Exercise brief: Pick out each line of the records in which the word "Asosiy" appears.

Extracted information:
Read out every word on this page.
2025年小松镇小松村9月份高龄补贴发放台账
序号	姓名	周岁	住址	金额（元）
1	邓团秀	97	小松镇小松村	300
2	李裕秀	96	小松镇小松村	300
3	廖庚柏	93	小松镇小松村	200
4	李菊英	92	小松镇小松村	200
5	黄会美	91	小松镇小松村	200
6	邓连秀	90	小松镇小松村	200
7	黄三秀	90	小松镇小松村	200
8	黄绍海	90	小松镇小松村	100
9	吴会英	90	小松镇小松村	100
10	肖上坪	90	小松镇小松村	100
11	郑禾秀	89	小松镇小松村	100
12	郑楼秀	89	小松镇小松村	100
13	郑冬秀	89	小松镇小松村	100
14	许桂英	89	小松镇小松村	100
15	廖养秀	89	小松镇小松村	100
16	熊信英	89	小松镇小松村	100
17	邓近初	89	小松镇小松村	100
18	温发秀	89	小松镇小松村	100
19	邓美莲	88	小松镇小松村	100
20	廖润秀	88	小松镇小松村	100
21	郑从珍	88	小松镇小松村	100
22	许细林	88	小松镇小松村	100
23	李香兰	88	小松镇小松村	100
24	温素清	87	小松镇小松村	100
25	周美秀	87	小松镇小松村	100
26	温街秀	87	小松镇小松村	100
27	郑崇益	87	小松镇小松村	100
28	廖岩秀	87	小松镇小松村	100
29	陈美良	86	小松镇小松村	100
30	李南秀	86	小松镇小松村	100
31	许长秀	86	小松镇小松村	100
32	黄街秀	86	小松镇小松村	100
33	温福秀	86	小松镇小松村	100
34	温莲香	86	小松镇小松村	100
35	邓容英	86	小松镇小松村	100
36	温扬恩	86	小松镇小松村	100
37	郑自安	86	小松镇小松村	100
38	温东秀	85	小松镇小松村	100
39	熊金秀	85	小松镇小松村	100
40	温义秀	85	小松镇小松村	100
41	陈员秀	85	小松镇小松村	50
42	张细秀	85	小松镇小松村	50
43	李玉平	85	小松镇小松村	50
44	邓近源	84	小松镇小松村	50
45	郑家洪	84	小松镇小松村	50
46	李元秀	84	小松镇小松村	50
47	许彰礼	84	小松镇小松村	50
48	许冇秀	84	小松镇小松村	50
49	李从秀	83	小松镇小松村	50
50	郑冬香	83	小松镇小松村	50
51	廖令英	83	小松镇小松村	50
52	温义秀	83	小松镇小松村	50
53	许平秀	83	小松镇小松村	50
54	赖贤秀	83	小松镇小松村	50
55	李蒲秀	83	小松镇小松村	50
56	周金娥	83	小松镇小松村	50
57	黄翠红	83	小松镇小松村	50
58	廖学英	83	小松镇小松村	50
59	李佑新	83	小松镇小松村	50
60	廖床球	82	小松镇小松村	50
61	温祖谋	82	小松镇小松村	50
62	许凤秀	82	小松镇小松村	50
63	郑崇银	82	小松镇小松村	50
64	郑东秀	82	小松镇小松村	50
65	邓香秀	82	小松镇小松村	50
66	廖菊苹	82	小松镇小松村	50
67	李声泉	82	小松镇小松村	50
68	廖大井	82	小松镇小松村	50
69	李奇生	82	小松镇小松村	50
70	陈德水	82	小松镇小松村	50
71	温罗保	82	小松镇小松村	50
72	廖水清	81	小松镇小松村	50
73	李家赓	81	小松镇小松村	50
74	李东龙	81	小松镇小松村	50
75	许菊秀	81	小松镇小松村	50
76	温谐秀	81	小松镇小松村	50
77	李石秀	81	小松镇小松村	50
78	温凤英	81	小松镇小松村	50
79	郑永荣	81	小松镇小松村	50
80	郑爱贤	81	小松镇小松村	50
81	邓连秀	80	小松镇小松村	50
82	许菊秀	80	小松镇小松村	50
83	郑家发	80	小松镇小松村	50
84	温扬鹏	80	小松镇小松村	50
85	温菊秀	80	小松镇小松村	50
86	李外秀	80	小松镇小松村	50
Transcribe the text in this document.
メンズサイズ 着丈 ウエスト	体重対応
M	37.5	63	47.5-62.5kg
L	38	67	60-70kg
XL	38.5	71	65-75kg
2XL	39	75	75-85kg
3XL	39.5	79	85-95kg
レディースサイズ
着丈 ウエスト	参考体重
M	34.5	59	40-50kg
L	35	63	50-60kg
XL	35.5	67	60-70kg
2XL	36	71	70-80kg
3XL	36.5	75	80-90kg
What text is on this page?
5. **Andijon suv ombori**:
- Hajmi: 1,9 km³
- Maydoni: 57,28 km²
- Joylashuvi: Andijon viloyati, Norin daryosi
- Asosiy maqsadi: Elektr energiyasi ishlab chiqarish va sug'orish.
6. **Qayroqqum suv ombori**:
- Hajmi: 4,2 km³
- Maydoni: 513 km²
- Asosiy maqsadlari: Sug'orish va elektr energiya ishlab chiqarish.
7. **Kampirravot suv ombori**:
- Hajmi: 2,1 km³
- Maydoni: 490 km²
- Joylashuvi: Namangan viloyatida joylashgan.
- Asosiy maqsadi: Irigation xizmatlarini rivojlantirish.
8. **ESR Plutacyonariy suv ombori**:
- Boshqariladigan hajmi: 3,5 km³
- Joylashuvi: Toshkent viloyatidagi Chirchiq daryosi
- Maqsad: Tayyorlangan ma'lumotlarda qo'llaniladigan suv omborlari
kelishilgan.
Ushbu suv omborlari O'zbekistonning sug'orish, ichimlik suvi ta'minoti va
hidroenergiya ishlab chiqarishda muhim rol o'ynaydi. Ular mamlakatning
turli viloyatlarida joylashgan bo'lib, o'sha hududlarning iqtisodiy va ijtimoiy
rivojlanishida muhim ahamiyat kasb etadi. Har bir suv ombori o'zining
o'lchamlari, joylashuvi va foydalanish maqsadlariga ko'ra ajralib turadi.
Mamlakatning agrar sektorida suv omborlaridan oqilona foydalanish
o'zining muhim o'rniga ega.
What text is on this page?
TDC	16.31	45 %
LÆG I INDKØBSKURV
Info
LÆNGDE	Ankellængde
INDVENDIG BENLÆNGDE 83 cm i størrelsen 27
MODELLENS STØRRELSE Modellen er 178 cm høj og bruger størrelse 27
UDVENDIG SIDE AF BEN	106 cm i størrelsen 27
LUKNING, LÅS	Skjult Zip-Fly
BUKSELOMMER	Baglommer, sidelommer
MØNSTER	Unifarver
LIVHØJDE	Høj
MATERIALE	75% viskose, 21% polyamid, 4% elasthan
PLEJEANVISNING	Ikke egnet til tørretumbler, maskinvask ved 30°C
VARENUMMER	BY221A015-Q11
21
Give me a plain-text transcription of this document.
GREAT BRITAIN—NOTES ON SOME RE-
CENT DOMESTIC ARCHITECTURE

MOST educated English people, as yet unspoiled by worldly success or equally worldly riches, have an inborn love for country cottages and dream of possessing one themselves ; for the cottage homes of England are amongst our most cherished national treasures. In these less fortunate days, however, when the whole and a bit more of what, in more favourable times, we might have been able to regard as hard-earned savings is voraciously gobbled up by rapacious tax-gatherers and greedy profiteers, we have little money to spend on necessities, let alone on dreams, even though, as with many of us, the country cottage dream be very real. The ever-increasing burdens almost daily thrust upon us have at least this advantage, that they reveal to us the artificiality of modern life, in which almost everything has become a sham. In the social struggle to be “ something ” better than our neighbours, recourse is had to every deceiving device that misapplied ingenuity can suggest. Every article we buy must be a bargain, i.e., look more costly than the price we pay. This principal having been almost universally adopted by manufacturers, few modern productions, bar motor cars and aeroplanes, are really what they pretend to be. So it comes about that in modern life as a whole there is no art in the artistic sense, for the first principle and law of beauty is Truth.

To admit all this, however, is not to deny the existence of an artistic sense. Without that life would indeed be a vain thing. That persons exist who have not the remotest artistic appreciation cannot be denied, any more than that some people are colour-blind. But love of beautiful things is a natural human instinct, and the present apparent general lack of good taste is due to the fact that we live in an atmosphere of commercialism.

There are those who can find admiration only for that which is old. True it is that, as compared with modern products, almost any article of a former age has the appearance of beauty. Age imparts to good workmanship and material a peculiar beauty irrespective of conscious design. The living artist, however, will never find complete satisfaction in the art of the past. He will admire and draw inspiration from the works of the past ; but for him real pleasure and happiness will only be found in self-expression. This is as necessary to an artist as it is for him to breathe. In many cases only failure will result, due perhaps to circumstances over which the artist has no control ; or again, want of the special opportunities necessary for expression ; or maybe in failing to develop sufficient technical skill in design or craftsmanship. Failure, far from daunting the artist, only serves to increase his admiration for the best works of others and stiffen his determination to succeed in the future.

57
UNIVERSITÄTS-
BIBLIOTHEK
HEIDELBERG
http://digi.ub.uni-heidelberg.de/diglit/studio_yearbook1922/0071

Response below:
- Asosiy maqsadi: Elektr energiyasi ishlab chiqarish va sug'orish.
- Asosiy maqsadlari: Sug'orish va elektr energiya ishlab chiqarish.
- Asosiy maqsadi: Irigation xizmatlarini rivojlantirish.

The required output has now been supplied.